▸ **EXERCISE TASK**:
Each line in the entries below that holds the string "distribution" is to be listed.

▸ **EXTRACTED DATA**:
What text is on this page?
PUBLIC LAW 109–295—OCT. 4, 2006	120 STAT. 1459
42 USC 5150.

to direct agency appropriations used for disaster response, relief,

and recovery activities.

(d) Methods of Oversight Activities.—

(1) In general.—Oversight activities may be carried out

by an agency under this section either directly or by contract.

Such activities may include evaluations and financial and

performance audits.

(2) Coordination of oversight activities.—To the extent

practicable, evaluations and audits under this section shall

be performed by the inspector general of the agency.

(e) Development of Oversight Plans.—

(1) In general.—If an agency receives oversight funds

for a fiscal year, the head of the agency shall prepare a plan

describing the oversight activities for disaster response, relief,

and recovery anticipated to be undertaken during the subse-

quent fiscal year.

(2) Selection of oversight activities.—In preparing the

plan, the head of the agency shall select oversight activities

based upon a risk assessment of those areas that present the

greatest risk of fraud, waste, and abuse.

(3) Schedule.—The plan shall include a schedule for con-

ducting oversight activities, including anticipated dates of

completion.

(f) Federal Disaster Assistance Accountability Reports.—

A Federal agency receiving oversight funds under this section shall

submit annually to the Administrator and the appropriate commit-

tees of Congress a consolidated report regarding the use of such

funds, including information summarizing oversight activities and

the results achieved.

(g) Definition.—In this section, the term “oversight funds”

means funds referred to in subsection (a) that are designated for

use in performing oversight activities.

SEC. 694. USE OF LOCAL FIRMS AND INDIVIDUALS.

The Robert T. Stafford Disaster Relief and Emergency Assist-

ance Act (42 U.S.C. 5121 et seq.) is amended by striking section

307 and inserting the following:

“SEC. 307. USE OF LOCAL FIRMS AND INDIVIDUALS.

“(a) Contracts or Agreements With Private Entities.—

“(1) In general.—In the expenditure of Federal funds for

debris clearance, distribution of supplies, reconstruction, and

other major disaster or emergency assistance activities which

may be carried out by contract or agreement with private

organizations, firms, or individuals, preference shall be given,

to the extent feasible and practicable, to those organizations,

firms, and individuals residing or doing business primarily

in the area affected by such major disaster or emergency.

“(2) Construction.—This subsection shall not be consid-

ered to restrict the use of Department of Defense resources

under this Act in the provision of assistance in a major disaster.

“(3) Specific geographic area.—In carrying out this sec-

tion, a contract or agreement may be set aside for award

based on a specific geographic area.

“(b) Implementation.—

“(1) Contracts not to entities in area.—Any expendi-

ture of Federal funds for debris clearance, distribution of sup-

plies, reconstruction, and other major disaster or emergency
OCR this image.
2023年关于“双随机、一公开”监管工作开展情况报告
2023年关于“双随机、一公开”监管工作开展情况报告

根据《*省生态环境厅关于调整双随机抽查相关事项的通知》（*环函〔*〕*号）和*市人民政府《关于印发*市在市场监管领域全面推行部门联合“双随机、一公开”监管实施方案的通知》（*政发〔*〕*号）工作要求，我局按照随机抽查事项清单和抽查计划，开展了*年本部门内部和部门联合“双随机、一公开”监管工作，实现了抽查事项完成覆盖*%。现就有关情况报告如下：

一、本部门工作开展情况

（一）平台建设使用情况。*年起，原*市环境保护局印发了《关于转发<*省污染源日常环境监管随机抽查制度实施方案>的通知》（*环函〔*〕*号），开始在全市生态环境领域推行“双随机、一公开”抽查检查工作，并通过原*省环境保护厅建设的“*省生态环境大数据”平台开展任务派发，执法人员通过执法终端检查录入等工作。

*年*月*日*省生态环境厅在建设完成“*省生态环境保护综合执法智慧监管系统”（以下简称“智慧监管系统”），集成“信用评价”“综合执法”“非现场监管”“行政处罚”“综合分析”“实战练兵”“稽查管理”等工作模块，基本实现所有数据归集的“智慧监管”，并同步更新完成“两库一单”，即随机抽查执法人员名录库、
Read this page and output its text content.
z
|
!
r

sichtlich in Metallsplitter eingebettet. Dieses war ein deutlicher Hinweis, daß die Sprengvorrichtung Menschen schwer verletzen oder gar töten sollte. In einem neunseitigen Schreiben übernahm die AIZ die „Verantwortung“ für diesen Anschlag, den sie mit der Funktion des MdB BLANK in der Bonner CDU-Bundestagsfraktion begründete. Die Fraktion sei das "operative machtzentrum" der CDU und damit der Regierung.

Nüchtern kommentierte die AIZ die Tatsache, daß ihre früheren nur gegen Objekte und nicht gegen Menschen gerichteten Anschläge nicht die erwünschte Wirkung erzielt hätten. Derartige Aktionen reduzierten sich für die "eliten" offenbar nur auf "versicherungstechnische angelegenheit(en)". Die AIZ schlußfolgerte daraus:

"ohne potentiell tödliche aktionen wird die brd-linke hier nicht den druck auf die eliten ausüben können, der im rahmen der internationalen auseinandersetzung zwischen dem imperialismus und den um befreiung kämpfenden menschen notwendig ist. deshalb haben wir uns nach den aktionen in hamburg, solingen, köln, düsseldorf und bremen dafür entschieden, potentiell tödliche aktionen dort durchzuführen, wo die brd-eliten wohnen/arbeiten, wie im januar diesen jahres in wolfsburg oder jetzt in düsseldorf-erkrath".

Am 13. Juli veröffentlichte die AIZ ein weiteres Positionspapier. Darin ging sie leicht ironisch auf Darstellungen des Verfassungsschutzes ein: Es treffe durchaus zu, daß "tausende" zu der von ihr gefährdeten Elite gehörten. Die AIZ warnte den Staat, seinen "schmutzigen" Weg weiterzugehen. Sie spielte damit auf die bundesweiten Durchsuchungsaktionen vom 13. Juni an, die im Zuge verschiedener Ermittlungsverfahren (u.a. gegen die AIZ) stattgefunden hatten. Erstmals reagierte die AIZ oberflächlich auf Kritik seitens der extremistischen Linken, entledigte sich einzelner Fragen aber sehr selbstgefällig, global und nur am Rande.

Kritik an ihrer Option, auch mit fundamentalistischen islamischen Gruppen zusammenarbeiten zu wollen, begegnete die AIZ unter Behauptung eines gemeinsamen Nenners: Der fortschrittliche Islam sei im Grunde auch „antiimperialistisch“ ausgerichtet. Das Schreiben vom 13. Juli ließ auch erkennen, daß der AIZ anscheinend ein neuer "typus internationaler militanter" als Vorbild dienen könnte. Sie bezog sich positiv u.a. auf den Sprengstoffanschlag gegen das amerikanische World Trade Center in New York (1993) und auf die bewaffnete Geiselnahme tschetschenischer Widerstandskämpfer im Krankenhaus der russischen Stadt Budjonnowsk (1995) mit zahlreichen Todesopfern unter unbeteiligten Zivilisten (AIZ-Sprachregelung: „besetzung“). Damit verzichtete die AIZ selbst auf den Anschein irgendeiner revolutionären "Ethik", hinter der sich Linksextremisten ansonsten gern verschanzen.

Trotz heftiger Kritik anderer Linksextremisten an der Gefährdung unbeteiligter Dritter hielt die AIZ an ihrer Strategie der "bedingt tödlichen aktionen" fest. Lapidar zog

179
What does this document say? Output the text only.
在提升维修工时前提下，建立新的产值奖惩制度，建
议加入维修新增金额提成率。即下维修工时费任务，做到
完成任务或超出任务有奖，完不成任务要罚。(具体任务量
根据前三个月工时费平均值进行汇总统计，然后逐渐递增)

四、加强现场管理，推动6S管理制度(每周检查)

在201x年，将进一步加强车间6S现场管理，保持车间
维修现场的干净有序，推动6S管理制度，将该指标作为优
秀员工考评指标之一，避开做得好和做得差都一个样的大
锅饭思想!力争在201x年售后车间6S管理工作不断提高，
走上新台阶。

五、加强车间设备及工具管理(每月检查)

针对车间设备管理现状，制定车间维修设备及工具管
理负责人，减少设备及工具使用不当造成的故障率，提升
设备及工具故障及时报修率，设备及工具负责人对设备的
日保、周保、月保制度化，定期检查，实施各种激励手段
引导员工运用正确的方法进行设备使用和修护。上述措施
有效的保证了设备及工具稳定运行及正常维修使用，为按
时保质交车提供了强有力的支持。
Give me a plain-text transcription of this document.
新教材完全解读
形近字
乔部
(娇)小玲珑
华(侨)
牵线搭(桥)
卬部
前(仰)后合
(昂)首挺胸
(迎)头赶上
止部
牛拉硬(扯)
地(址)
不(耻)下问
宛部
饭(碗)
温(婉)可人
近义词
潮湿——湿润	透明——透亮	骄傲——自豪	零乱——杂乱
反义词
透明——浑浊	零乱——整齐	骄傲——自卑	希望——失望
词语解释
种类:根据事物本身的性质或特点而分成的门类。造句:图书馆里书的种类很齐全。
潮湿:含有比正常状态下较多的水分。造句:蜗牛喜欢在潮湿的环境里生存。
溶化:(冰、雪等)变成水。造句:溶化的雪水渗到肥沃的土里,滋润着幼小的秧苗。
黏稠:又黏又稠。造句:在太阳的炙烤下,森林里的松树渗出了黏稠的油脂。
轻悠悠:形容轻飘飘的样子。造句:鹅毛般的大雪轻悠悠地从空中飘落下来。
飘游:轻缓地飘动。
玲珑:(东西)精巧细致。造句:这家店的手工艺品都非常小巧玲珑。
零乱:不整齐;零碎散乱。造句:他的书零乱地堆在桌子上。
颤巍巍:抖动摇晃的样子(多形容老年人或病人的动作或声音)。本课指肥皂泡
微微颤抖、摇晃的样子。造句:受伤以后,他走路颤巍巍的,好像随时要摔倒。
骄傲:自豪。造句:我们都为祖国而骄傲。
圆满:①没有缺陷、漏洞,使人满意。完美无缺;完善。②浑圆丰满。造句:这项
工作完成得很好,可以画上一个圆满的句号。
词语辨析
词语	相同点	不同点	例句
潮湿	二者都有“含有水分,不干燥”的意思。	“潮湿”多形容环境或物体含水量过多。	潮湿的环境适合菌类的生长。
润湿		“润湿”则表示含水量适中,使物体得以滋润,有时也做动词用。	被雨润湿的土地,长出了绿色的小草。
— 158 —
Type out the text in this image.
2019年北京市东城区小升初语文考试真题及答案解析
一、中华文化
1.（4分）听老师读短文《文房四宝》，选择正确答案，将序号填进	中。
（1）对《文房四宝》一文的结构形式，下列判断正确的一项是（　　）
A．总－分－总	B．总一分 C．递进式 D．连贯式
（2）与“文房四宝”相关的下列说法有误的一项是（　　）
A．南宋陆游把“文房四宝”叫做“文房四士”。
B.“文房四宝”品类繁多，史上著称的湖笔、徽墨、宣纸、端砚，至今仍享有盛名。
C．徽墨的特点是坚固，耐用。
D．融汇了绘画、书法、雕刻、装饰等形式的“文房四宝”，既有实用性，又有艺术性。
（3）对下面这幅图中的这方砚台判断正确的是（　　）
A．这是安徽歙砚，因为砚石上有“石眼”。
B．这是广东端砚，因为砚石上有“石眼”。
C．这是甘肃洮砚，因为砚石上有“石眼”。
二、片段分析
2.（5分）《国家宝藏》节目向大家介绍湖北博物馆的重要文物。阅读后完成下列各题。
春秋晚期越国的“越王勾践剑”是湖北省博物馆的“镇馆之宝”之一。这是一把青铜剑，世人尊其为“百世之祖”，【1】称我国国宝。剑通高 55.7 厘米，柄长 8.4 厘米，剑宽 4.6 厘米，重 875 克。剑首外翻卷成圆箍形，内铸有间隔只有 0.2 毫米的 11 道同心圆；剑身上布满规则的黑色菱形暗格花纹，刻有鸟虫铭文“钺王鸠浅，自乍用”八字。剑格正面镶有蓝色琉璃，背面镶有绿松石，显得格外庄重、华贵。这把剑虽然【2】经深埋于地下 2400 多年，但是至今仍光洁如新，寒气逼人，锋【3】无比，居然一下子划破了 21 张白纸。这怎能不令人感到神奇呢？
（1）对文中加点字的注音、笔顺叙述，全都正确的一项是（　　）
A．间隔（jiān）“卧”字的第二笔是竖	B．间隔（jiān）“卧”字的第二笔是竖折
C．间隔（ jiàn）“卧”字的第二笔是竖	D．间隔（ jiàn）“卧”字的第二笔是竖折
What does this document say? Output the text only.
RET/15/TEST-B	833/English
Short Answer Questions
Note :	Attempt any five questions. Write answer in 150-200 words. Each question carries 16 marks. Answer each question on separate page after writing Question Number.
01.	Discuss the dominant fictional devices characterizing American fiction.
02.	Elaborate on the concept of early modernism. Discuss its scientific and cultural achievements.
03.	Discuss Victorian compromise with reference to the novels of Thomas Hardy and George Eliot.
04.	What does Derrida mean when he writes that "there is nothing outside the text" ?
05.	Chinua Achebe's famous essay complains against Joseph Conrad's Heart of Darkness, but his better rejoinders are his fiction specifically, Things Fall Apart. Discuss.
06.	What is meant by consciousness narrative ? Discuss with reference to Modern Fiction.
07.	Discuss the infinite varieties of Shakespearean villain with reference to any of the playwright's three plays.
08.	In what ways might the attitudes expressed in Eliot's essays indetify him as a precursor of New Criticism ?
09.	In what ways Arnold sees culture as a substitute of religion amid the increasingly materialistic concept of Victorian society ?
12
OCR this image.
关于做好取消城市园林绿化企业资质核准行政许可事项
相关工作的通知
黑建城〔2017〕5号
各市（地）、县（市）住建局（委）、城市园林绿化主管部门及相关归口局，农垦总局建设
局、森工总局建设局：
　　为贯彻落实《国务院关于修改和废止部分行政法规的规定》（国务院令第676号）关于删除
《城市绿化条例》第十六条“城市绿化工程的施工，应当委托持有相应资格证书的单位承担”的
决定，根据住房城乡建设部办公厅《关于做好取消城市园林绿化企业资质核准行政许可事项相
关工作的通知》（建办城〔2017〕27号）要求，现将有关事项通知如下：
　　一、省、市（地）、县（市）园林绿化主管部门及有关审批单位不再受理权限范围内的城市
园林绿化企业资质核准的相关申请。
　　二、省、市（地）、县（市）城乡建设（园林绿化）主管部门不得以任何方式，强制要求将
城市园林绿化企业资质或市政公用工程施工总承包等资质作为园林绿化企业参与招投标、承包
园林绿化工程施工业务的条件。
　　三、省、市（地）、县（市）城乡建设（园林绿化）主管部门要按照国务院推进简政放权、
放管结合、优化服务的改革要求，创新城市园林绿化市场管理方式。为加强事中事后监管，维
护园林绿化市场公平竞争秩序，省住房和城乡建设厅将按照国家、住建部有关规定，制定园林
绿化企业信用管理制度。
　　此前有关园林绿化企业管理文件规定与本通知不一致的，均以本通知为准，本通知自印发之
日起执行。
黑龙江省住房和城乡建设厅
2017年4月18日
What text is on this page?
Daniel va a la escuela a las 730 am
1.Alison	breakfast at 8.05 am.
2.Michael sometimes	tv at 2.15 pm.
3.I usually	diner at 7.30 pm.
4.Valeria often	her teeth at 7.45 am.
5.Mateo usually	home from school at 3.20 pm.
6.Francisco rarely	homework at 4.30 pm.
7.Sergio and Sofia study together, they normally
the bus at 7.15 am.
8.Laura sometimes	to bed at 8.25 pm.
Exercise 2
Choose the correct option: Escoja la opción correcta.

▸ **TASK SOLUTION**:
debris clearance, distribution of supplies, reconstruction, and
ture of Federal funds for debris clearance, distribution of sup-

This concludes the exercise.